→ Extracted material:
· · ·
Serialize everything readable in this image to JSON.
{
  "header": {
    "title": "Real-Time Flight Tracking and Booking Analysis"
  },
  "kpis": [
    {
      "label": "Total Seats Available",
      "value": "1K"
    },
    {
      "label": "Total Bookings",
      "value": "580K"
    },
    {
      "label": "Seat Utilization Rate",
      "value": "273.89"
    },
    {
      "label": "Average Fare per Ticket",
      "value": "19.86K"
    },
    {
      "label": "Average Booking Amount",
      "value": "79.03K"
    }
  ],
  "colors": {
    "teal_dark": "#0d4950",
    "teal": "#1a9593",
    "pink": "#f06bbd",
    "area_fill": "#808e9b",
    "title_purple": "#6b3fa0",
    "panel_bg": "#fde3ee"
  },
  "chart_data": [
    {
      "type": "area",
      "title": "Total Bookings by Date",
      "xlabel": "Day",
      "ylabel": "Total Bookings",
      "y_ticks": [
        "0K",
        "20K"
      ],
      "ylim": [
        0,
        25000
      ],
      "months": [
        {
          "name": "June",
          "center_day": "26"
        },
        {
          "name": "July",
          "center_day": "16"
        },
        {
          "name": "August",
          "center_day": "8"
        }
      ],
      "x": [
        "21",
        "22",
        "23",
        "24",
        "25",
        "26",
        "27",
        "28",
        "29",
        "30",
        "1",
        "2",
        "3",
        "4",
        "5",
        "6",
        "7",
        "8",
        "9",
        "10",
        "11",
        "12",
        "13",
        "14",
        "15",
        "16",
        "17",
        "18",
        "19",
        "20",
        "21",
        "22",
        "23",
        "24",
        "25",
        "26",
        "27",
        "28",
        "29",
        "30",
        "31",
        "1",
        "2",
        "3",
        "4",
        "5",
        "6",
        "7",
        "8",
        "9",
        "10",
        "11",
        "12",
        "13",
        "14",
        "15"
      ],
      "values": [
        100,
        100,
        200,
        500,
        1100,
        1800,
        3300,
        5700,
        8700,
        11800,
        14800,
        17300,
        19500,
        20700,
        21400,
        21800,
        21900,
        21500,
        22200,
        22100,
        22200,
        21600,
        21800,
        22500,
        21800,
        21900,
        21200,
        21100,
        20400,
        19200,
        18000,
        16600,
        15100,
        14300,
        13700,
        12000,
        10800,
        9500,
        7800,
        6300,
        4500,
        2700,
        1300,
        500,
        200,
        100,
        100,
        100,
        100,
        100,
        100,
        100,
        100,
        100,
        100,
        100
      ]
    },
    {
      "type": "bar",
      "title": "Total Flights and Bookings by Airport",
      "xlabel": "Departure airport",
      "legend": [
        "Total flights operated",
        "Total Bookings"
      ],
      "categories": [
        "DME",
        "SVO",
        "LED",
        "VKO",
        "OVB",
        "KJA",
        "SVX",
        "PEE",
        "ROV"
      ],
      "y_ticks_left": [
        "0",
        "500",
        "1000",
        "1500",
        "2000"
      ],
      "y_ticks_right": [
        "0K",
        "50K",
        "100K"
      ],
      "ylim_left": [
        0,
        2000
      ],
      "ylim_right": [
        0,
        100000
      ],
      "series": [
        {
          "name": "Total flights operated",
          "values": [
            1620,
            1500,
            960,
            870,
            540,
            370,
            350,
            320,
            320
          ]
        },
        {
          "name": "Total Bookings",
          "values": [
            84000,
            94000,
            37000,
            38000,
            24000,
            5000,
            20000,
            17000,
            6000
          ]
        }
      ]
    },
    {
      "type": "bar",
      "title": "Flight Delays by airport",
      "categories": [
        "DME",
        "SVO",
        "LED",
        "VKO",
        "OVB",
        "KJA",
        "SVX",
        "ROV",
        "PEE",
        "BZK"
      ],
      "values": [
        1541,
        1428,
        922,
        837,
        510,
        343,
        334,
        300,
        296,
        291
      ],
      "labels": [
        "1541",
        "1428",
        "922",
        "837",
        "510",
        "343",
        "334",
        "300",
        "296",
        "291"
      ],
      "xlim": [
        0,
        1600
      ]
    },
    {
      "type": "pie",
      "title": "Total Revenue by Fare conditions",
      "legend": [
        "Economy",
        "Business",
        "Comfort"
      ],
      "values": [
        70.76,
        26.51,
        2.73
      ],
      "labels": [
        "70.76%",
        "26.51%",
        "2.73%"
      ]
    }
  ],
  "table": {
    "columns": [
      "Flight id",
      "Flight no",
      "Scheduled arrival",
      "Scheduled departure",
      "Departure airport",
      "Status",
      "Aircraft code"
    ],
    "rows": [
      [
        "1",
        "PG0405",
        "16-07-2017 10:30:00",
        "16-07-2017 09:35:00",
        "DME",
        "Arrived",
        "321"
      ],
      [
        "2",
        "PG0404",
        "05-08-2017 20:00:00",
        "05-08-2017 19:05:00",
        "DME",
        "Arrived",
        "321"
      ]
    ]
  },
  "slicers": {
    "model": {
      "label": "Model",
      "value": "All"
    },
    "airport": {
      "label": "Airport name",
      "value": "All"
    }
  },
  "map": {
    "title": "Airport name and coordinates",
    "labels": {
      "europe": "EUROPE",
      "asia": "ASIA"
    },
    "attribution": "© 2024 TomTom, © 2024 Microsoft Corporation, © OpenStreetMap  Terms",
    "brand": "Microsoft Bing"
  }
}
· · ·
→ Exercise goal:
Exactly reproduce every line found in the records.

→ Exercise answer:
Serialize everything readable in this image to JSON.
{
  "header": {
    "title": "Real-Time Flight Tracking and Booking Analysis"
  },
  "kpis": [
    {
      "label": "Total Seats Available",
      "value": "1K"
    },
    {
      "label": "Total Bookings",
      "value": "580K"
    },
    {
      "label": "Seat Utilization Rate",
      "value": "273.89"
    },
    {
      "label": "Average Fare per Ticket",
      "value": "19.86K"
    },
    {
      "label": "Average Booking Amount",
      "value": "79.03K"
    }
  ],
  "colors": {
    "teal_dark": "#0d4950",
    "teal": "#1a9593",
    "pink": "#f06bbd",
    "area_fill": "#808e9b",
    "title_purple": "#6b3fa0",
    "panel_bg": "#fde3ee"
  },
  "chart_data": [
    {
      "type": "area",
      "title": "Total Bookings by Date",
      "xlabel": "Day",
      "ylabel": "Total Bookings",
      "y_ticks": [
        "0K",
        "20K"
      ],
      "ylim": [
        0,
        25000
      ],
      "months": [
        {
          "name": "June",
          "center_day": "26"
        },
        {
          "name": "July",
          "center_day": "16"
        },
        {
          "name": "August",
          "center_day": "8"
        }
      ],
      "x": [
        "21",
        "22",
        "23",
        "24",
        "25",
        "26",
        "27",
        "28",
        "29",
        "30",
        "1",
        "2",
        "3",
        "4",
        "5",
        "6",
        "7",
        "8",
        "9",
        "10",
        "11",
        "12",
        "13",
        "14",
        "15",
        "16",
        "17",
        "18",
        "19",
        "20",
        "21",
        "22",
        "23",
        "24",
        "25",
        "26",
        "27",
        "28",
        "29",
        "30",
        "31",
        "1",
        "2",
        "3",
        "4",
        "5",
        "6",
        "7",
        "8",
        "9",
        "10",
        "11",
        "12",
        "13",
        "14",
        "15"
      ],
      "values": [
        100,
        100,
        200,
        500,
        1100,
        1800,
        3300,
        5700,
        8700,
        11800,
        14800,
        17300,
        19500,
        20700,
        21400,
        21800,
        21900,
        21500,
        22200,
        22100,
        22200,
        21600,
        21800,
        22500,
        21800,
        21900,
        21200,
        21100,
        20400,
        19200,
        18000,
        16600,
        15100,
        14300,
        13700,
        12000,
        10800,
        9500,
        7800,
        6300,
        4500,
        2700,
        1300,
        500,
        200,
        100,
        100,
        100,
        100,
        100,
        100,
        100,
        100,
        100,
        100,
        100
      ]
    },
    {
      "type": "bar",
      "title": "Total Flights and Bookings by Airport",
      "xlabel": "Departure airport",
      "legend": [
        "Total flights operated",
        "Total Bookings"
      ],
      "categories": [
        "DME",
        "SVO",
        "LED",
        "VKO",
        "OVB",
        "KJA",
        "SVX",
        "PEE",
        "ROV"
      ],
      "y_ticks_left": [
        "0",
        "500",
        "1000",
        "1500",
        "2000"
      ],
      "y_ticks_right": [
        "0K",
        "50K",
        "100K"
      ],
      "ylim_left": [
        0,
        2000
      ],
      "ylim_right": [
        0,
        100000
      ],
      "series": [
        {
          "name": "Total flights operated",
          "values": [
            1620,
            1500,
            960,
            870,
            540,
            370,
            350,
            320,
            320
          ]
        },
        {
          "name": "Total Bookings",
          "values": [
            84000,
            94000,
            37000,
            38000,
            24000,
            5000,
            20000,
            17000,
            6000
          ]
        }
      ]
    },
    {
      "type": "bar",
      "title": "Flight Delays by airport",
      "categories": [
        "DME",
        "SVO",
        "LED",
        "VKO",
        "OVB",
        "KJA",
        "SVX",
        "ROV",
        "PEE",
        "BZK"
      ],
      "values": [
        1541,
        1428,
        922,
        837,
        510,
        343,
        334,
        300,
        296,
        291
      ],
      "labels": [
        "1541",
        "1428",
        "922",
        "837",
        "510",
        "343",
        "334",
        "300",
        "296",
        "291"
      ],
      "xlim": [
        0,
        1600
      ]
    },
    {
      "type": "pie",
      "title": "Total Revenue by Fare conditions",
      "legend": [
        "Economy",
        "Business",
        "Comfort"
      ],
      "values": [
        70.76,
        26.51,
        2.73
      ],
      "labels": [
        "70.76%",
        "26.51%",
        "2.73%"
      ]
    }
  ],
  "table": {
    "columns": [
      "Flight id",
      "Flight no",
      "Scheduled arrival",
      "Scheduled departure",
      "Departure airport",
      "Status",
      "Aircraft code"
    ],
    "rows": [
      [
        "1",
        "PG0405",
        "16-07-2017 10:30:00",
        "16-07-2017 09:35:00",
        "DME",
        "Arrived",
        "321"
      ],
      [
        "2",
        "PG0404",
        "05-08-2017 20:00:00",
        "05-08-2017 19:05:00",
        "DME",
        "Arrived",
        "321"
      ]
    ]
  },
  "slicers": {
    "model": {
      "label": "Model",
      "value": "All"
    },
    "airport": {
      "label": "Airport name",
      "value": "All"
    }
  },
  "map": {
    "title": "Airport name and coordinates",
    "labels": {
      "europe": "EUROPE",
      "asia": "ASIA"
    },
    "attribution": "© 2024 TomTom, © 2024 Microsoft Corporation, © OpenStreetMap  Terms",
    "brand": "Microsoft Bing"
  }
}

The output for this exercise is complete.